Saved entries
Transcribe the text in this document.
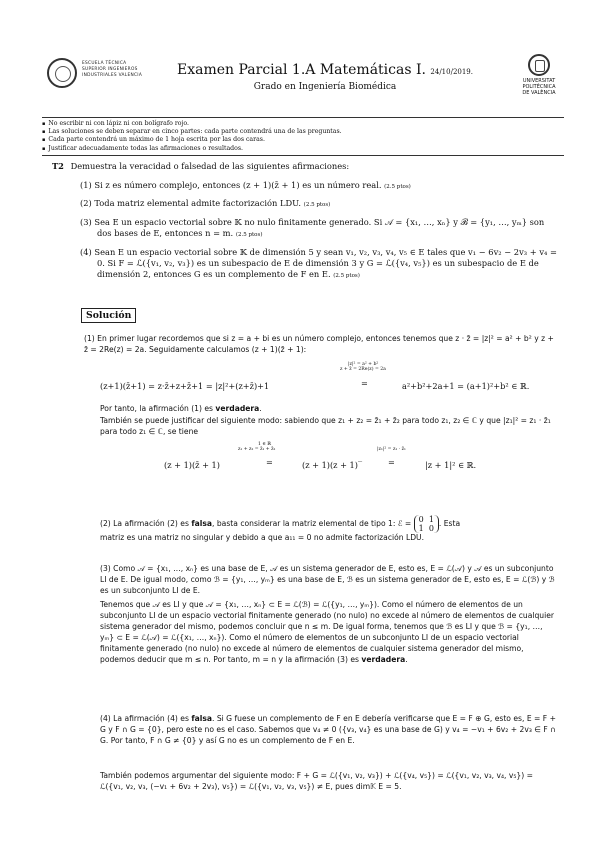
ESCUELA TÉCNICA
SUPERIOR INGENIEROS
INDUSTRIALES VALENCIA	Examen Parcial 1.A Matemáticas I. 24/10/2019.
Grado en Ingeniería Biomédica
UNIVERSITAT
POLITÈCNICA
DE VALÈNCIA
▪ No escribir ni con lápiz ni con bolígrafo rojo.
▪ Las soluciones se deben separar en cinco partes: cada parte contendrá una de las preguntas.
▪ Cada parte contendrá un máximo de 1 hoja escrita por las dos caras.
▪ Justificar adecuadamente todas las afirmaciones o resultados.
T2 Demuestra la veracidad o falsedad de las siguientes afirmaciones:
(1) Si z es número complejo, entonces (z + 1)(z̄ + 1) es un número real. (2.5 ptos)
(2) Toda matriz elemental admite factorización LDU. (2.5 ptos)
(3) Sea E un espacio vectorial sobre 𝕂 no nulo finitamente generado. Si 𝒜 = {x₁, …, xₙ} y ℬ = {y₁, …, yₘ} son dos bases de E, entonces n = m. (2.5 ptos)
(4) Sean E un espacio vectorial sobre 𝕂 de dimensión 5 y sean v₁, v₂, v₃, v₄, v₅ ∈ E tales que v₁ − 6v₂ − 2v₃ + v₄ = 0. Si F = ℒ({v₁, v₂, v₃}) es un subespacio de E de dimensión 3 y G = ℒ({v₄, v₅}) es un subespacio de E de dimensión 2, entonces G es un complemento de F en E. (2.5 ptos)
Solución
(1) En primer lugar recordemos que si z = a + bi es un número complejo, entonces tenemos que z · z̄ = |z|² = a² + b² y z + z̄ = 2Re(z) = 2a. Seguidamente calculamos (z + 1)(z̄ + 1):
|z|² = a² + b²
z + z̄ = 2Re(z) = 2a
(z+1)(z̄+1) = z·z̄+z+z̄+1 = |z|²+(z+z̄)+1	=	a²+b²+2a+1 = (a+1)²+b² ∈ ℝ.
Por tanto, la afirmación (1) es verdadera.
También se puede justificar del siguiente modo: sabiendo que z₁ + z₂ = z̄₁ + z̄₂ para todo z₁, z₂ ∈ ℂ y que |z₁|² = z₁ · z̄₁ para todo z₁ ∈ ℂ, se tiene
1 ∈ ℝ
z₁ + z₂ = z̄₁ + z̄₂	|z₁|² = z₁ · z̄₁
(z + 1)(z̄ + 1)	=	(z + 1)(z + 1)‾	=	|z + 1|² ∈ ℝ.
(2) La afirmación (2) es falsa, basta considerar la matriz elemental de tipo 1: ℰ = 0 1
1 0. Esta
matriz es una matriz no singular y debido a que a₁₁ = 0 no admite factorización LDU.
(3) Como 𝒜 = {x₁, …, xₙ} es una base de E, 𝒜 es un sistema generador de E, esto es, E = ℒ(𝒜) y 𝒜 es un subconjunto LI de E. De igual modo, como ℬ = {y₁, …, yₘ} es una base de E, ℬ es un sistema generador de E, esto es, E = ℒ(ℬ) y ℬ es un subconjunto LI de E.
Tenemos que 𝒜 es LI y que 𝒜 = {x₁, …, xₙ} ⊂ E = ℒ(ℬ) = ℒ({y₁, …, yₘ}). Como el número de elementos de un subconjunto LI de un espacio vectorial finitamente generado (no nulo) no excede al número de elementos de cualquier sistema generador del mismo, podemos concluir que n ≤ m. De igual forma, tenemos que ℬ es LI y que ℬ = {y₁, …, yₘ} ⊂ E = ℒ(𝒜) = ℒ({x₁, …, xₙ}). Como el número de elementos de un subconjunto LI de un espacio vectorial finitamente generado (no nulo) no excede al número de elementos de cualquier sistema generador del mismo, podemos deducir que m ≤ n. Por tanto, m = n y la afirmación (3) es verdadera.
(4) La afirmación (4) es falsa. Si G fuese un complemento de F en E debería verificarse que E = F ⊕ G, esto es, E = F + G y F ∩ G = {0}, pero este no es el caso. Sabemos que v₄ ≠ 0 ({v₃, v₄} es una base de G) y v₄ = −v₁ + 6v₂ + 2v₃ ∈ F ∩ G. Por tanto, F ∩ G ≠ {0} y así G no es un complemento de F en E.
También podemos argumentar del siguiente modo: F + G = ℒ({v₁, v₂, v₃}) + ℒ({v₄, v₅}) = ℒ({v₁, v₂, v₃, v₄, v₅}) = ℒ({v₁, v₂, v₃, (−v₁ + 6v₂ + 2v₃), v₅}) = ℒ({v₁, v₂, v₃, v₅}) ≠ E, pues dim𝕂 E = 5.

> Task brief:
From the data above, copy each line that holds "complejo".

> Exercise answer:
(1) Si z es número complejo, entonces (z + 1)(z̄ + 1) es un número real. (2.5 ptos)
(1) En primer lugar recordemos que si z = a + bi es un número complejo, entonces tenemos que z · z̄ = |z|² = a² + b² y z + z̄ = 2Re(z) = 2a. Seguidamente calculamos (z + 1)(z̄ + 1):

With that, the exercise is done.